TASK STATEMENT:
Pick out every line that holds the string "color" and copy it.

THE INPUT:
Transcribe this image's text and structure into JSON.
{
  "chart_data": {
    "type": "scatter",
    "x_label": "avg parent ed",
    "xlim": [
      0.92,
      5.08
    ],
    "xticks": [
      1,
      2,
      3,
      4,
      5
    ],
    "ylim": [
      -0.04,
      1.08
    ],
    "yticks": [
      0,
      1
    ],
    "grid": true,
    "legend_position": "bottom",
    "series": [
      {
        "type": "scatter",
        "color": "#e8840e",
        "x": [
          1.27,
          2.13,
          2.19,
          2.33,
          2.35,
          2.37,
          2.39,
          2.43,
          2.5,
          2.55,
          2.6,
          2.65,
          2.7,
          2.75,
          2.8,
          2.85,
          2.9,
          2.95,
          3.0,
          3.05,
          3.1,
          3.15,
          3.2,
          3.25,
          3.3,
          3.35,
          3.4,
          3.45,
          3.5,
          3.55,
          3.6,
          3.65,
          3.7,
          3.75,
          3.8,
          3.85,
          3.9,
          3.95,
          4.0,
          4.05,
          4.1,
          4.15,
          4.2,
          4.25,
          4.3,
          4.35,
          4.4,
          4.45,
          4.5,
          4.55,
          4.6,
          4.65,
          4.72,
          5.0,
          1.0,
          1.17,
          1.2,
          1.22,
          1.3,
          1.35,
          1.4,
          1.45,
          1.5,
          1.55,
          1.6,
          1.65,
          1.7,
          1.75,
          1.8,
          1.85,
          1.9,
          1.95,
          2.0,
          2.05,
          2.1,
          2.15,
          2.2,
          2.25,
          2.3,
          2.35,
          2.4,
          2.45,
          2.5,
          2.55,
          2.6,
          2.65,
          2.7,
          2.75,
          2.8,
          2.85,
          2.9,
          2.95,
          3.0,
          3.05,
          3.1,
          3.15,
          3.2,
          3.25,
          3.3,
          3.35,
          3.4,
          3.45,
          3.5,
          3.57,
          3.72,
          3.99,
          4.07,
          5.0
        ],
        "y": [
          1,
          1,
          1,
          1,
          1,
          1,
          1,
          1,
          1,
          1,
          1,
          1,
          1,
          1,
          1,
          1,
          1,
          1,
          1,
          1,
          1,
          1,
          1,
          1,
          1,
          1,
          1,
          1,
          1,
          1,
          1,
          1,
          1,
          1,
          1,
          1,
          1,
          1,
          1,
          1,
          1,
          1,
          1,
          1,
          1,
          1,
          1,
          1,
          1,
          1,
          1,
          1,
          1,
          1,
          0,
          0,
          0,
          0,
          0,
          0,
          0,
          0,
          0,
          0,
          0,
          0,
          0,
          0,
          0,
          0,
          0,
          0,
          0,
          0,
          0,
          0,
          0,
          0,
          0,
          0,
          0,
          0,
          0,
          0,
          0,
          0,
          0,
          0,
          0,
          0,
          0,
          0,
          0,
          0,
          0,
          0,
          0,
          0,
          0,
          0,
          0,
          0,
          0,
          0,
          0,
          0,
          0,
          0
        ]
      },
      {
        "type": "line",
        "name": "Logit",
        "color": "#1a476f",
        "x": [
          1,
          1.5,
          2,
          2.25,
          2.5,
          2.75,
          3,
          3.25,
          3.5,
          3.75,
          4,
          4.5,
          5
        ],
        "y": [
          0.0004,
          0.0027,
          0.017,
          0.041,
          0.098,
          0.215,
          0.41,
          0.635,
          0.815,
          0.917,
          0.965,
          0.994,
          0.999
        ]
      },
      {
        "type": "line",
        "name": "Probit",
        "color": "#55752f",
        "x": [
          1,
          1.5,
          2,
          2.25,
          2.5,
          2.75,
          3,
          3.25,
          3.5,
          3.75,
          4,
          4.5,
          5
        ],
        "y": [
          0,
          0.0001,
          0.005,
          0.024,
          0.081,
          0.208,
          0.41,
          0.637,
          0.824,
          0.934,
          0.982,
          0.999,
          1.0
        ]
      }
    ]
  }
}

RESULT:
        "color": "#e8840e",
        "color": "#1a476f",
        "color": "#55752f",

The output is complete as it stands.